* Stored data:
┌──

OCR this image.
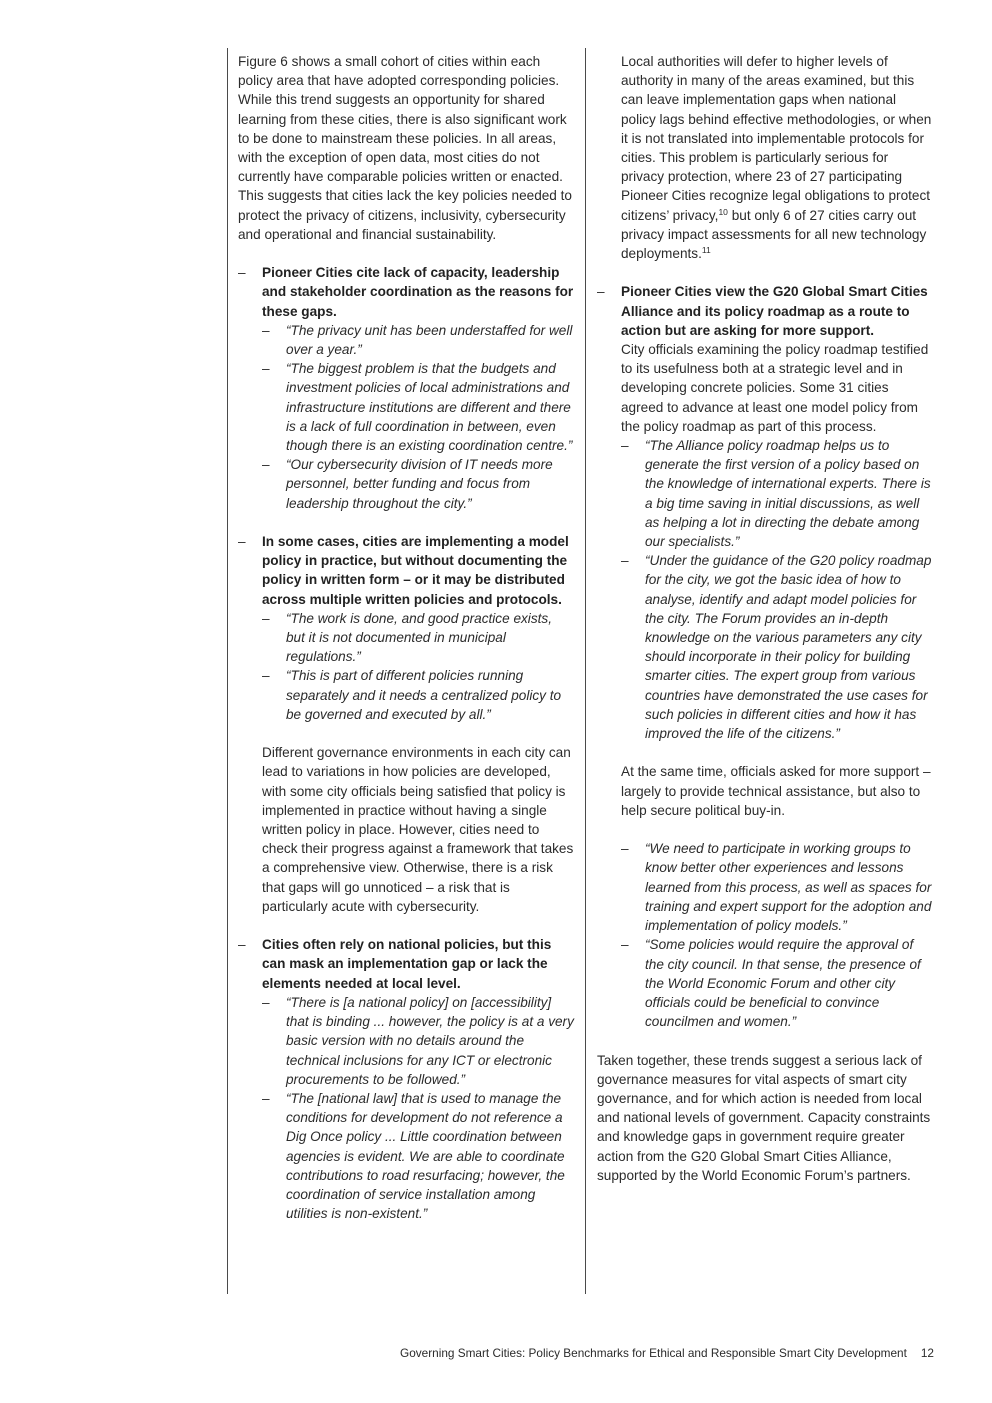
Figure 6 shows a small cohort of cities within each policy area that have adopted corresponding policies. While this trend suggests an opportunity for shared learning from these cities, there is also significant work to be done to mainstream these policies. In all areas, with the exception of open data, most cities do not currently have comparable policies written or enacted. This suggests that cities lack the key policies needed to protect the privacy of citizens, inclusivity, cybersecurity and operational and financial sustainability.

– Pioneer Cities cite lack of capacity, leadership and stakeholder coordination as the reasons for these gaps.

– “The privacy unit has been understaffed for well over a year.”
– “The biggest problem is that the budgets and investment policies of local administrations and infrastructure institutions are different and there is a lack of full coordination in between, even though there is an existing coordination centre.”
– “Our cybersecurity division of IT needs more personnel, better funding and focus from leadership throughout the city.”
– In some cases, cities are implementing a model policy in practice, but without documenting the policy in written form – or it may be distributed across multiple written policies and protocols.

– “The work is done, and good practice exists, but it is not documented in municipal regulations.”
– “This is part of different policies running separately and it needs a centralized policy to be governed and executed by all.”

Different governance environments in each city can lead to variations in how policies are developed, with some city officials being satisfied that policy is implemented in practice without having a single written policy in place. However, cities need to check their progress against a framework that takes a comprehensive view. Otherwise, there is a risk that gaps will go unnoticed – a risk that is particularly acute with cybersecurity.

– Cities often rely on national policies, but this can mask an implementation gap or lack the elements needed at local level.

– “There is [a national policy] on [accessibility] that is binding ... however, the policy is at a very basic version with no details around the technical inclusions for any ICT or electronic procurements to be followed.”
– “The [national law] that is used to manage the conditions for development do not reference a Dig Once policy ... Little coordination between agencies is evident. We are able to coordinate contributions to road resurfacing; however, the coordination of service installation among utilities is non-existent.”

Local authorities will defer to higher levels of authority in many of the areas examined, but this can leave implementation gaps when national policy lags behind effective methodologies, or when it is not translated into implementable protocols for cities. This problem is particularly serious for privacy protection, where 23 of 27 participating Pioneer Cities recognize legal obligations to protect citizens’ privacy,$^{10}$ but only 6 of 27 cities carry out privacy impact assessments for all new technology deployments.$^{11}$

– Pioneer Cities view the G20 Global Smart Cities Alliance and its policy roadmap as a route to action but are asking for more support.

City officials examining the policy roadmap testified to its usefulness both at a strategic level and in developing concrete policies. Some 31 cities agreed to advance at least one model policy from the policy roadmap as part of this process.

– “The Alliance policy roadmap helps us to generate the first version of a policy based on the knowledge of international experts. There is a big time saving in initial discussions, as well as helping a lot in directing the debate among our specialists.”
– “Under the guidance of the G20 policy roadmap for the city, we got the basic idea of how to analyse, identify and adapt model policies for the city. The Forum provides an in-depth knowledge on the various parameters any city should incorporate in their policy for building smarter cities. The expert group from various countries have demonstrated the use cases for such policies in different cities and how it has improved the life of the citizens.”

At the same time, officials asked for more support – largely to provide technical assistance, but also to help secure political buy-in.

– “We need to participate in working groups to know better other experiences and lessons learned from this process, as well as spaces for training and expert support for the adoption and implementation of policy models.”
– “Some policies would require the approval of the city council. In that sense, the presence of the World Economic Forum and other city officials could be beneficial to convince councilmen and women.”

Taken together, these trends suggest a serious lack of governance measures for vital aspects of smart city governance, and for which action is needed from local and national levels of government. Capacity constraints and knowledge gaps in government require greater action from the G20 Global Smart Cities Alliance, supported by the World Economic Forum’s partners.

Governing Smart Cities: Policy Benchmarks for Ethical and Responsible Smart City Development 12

└──

* Your instructions:
Lines of the material that contain the word "leadership" are to be gathered.

* Task output:
– Pioneer Cities cite lack of capacity, leadership and stakeholder coordination as the reasons for these gaps.
– “Our cybersecurity division of IT needs more personnel, better funding and focus from leadership throughout the city.”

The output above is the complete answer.